----- Input data -----

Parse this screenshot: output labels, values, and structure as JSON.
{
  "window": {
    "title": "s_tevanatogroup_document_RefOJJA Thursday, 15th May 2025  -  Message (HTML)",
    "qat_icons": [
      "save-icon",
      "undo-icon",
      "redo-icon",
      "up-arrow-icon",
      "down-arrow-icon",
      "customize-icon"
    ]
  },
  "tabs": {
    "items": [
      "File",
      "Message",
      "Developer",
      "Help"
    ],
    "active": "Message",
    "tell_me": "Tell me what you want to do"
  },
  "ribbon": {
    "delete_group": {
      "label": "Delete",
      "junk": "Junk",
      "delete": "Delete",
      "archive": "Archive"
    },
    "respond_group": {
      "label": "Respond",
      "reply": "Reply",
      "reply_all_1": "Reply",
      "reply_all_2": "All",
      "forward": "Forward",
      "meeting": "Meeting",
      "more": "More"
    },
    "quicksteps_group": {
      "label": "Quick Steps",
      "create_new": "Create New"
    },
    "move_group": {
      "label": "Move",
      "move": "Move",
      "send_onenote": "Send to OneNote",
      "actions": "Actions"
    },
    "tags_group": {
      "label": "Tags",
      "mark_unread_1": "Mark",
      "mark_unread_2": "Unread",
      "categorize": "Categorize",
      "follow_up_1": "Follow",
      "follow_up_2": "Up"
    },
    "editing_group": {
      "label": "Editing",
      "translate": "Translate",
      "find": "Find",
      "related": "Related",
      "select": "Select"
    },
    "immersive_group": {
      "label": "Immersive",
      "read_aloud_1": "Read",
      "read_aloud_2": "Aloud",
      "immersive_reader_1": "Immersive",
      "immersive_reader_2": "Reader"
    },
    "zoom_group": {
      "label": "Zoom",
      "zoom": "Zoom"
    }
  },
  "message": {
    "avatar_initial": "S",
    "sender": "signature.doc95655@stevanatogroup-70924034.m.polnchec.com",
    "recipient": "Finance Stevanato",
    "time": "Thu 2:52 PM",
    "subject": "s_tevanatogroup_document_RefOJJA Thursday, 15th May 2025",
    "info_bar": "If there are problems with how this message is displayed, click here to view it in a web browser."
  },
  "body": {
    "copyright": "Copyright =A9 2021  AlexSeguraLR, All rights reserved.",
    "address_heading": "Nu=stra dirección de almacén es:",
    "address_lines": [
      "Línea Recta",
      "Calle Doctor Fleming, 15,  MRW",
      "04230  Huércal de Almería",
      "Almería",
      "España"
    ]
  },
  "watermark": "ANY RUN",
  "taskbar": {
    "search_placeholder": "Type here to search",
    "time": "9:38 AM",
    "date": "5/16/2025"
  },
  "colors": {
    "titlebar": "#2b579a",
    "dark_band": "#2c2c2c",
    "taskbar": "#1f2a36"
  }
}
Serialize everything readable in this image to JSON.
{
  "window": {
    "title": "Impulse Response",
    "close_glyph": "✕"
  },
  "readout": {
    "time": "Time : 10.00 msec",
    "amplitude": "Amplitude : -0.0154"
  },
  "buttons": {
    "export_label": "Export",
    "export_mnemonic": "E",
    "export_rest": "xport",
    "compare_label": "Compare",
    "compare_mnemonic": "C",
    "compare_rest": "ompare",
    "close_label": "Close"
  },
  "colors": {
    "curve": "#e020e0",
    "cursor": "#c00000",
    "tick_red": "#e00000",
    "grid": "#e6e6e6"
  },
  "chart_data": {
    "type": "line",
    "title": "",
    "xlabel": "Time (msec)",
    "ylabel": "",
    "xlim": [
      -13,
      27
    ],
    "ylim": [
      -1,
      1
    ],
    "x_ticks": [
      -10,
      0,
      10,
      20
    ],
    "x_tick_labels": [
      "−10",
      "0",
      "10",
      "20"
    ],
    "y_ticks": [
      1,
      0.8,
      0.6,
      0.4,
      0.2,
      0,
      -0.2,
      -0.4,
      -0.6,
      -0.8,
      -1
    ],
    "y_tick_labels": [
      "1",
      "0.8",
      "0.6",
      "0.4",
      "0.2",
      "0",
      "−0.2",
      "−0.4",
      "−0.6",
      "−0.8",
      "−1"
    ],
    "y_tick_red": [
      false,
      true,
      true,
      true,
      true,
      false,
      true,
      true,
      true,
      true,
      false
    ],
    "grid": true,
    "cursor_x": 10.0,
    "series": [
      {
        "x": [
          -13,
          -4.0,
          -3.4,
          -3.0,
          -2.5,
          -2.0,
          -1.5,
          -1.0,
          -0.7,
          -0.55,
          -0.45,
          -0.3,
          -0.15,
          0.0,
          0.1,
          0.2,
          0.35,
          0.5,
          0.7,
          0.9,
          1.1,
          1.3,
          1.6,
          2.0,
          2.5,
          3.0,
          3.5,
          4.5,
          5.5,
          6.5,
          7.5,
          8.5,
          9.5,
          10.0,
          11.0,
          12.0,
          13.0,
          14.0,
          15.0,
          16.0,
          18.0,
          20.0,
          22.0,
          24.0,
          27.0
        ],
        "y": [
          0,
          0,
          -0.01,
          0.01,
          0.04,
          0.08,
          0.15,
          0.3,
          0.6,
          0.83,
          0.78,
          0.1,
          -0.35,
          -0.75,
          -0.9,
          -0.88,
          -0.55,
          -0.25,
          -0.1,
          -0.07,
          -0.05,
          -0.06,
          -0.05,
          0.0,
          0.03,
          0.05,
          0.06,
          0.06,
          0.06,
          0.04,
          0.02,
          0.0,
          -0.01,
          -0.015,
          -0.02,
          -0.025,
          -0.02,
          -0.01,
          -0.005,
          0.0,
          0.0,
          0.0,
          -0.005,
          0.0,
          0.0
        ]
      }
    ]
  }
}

-----

Short task: Copy out all the entries shown above, character for character.

Result:
Parse this screenshot: output labels, values, and structure as JSON.
{
  "window": {
    "title": "s_tevanatogroup_document_RefOJJA Thursday, 15th May 2025  -  Message (HTML)",
    "qat_icons": [
      "save-icon",
      "undo-icon",
      "redo-icon",
      "up-arrow-icon",
      "down-arrow-icon",
      "customize-icon"
    ]
  },
  "tabs": {
    "items": [
      "File",
      "Message",
      "Developer",
      "Help"
    ],
    "active": "Message",
    "tell_me": "Tell me what you want to do"
  },
  "ribbon": {
    "delete_group": {
      "label": "Delete",
      "junk": "Junk",
      "delete": "Delete",
      "archive": "Archive"
    },
    "respond_group": {
      "label": "Respond",
      "reply": "Reply",
      "reply_all_1": "Reply",
      "reply_all_2": "All",
      "forward": "Forward",
      "meeting": "Meeting",
      "more": "More"
    },
    "quicksteps_group": {
      "label": "Quick Steps",
      "create_new": "Create New"
    },
    "move_group": {
      "label": "Move",
      "move": "Move",
      "send_onenote": "Send to OneNote",
      "actions": "Actions"
    },
    "tags_group": {
      "label": "Tags",
      "mark_unread_1": "Mark",
      "mark_unread_2": "Unread",
      "categorize": "Categorize",
      "follow_up_1": "Follow",
      "follow_up_2": "Up"
    },
    "editing_group": {
      "label": "Editing",
      "translate": "Translate",
      "find": "Find",
      "related": "Related",
      "select": "Select"
    },
    "immersive_group": {
      "label": "Immersive",
      "read_aloud_1": "Read",
      "read_aloud_2": "Aloud",
      "immersive_reader_1": "Immersive",
      "immersive_reader_2": "Reader"
    },
    "zoom_group": {
      "label": "Zoom",
      "zoom": "Zoom"
    }
  },
  "message": {
    "avatar_initial": "S",
    "sender": "signature.doc95655@stevanatogroup-70924034.m.polnchec.com",
    "recipient": "Finance Stevanato",
    "time": "Thu 2:52 PM",
    "subject": "s_tevanatogroup_document_RefOJJA Thursday, 15th May 2025",
    "info_bar": "If there are problems with how this message is displayed, click here to view it in a web browser."
  },
  "body": {
    "copyright": "Copyright =A9 2021  AlexSeguraLR, All rights reserved.",
    "address_heading": "Nu=stra dirección de almacén es:",
    "address_lines": [
      "Línea Recta",
      "Calle Doctor Fleming, 15,  MRW",
      "04230  Huércal de Almería",
      "Almería",
      "España"
    ]
  },
  "watermark": "ANY RUN",
  "taskbar": {
    "search_placeholder": "Type here to search",
    "time": "9:38 AM",
    "date": "5/16/2025"
  },
  "colors": {
    "titlebar": "#2b579a",
    "dark_band": "#2c2c2c",
    "taskbar": "#1f2a36"
  }
}
Serialize everything readable in this image to JSON.
{
  "window": {
    "title": "Impulse Response",
    "close_glyph": "✕"
  },
  "readout": {
    "time": "Time : 10.00 msec",
    "amplitude": "Amplitude : -0.0154"
  },
  "buttons": {
    "export_label": "Export",
    "export_mnemonic": "E",
    "export_rest": "xport",
    "compare_label": "Compare",
    "compare_mnemonic": "C",
    "compare_rest": "ompare",
    "close_label": "Close"
  },
  "colors": {
    "curve": "#e020e0",
    "cursor": "#c00000",
    "tick_red": "#e00000",
    "grid": "#e6e6e6"
  },
  "chart_data": {
    "type": "line",
    "title": "",
    "xlabel": "Time (msec)",
    "ylabel": "",
    "xlim": [
      -13,
      27
    ],
    "ylim": [
      -1,
      1
    ],
    "x_ticks": [
      -10,
      0,
      10,
      20
    ],
    "x_tick_labels": [
      "−10",
      "0",
      "10",
      "20"
    ],
    "y_ticks": [
      1,
      0.8,
      0.6,
      0.4,
      0.2,
      0,
      -0.2,
      -0.4,
      -0.6,
      -0.8,
      -1
    ],
    "y_tick_labels": [
      "1",
      "0.8",
      "0.6",
      "0.4",
      "0.2",
      "0",
      "−0.2",
      "−0.4",
      "−0.6",
      "−0.8",
      "−1"
    ],
    "y_tick_red": [
      false,
      true,
      true,
      true,
      true,
      false,
      true,
      true,
      true,
      true,
      false
    ],
    "grid": true,
    "cursor_x": 10.0,
    "series": [
      {
        "x": [
          -13,
          -4.0,
          -3.4,
          -3.0,
          -2.5,
          -2.0,
          -1.5,
          -1.0,
          -0.7,
          -0.55,
          -0.45,
          -0.3,
          -0.15,
          0.0,
          0.1,
          0.2,
          0.35,
          0.5,
          0.7,
          0.9,
          1.1,
          1.3,
          1.6,
          2.0,
          2.5,
          3.0,
          3.5,
          4.5,
          5.5,
          6.5,
          7.5,
          8.5,
          9.5,
          10.0,
          11.0,
          12.0,
          13.0,
          14.0,
          15.0,
          16.0,
          18.0,
          20.0,
          22.0,
          24.0,
          27.0
        ],
        "y": [
          0,
          0,
          -0.01,
          0.01,
          0.04,
          0.08,
          0.15,
          0.3,
          0.6,
          0.83,
          0.78,
          0.1,
          -0.35,
          -0.75,
          -0.9,
          -0.88,
          -0.55,
          -0.25,
          -0.1,
          -0.07,
          -0.05,
          -0.06,
          -0.05,
          0.0,
          0.03,
          0.05,
          0.06,
          0.06,
          0.06,
          0.04,
          0.02,
          0.0,
          -0.01,
          -0.015,
          -0.02,
          -0.025,
          -0.02,
          -0.01,
          -0.005,
          0.0,
          0.0,
          0.0,
          -0.005,
          0.0,
          0.0
        ]
      }
    ]
  }
}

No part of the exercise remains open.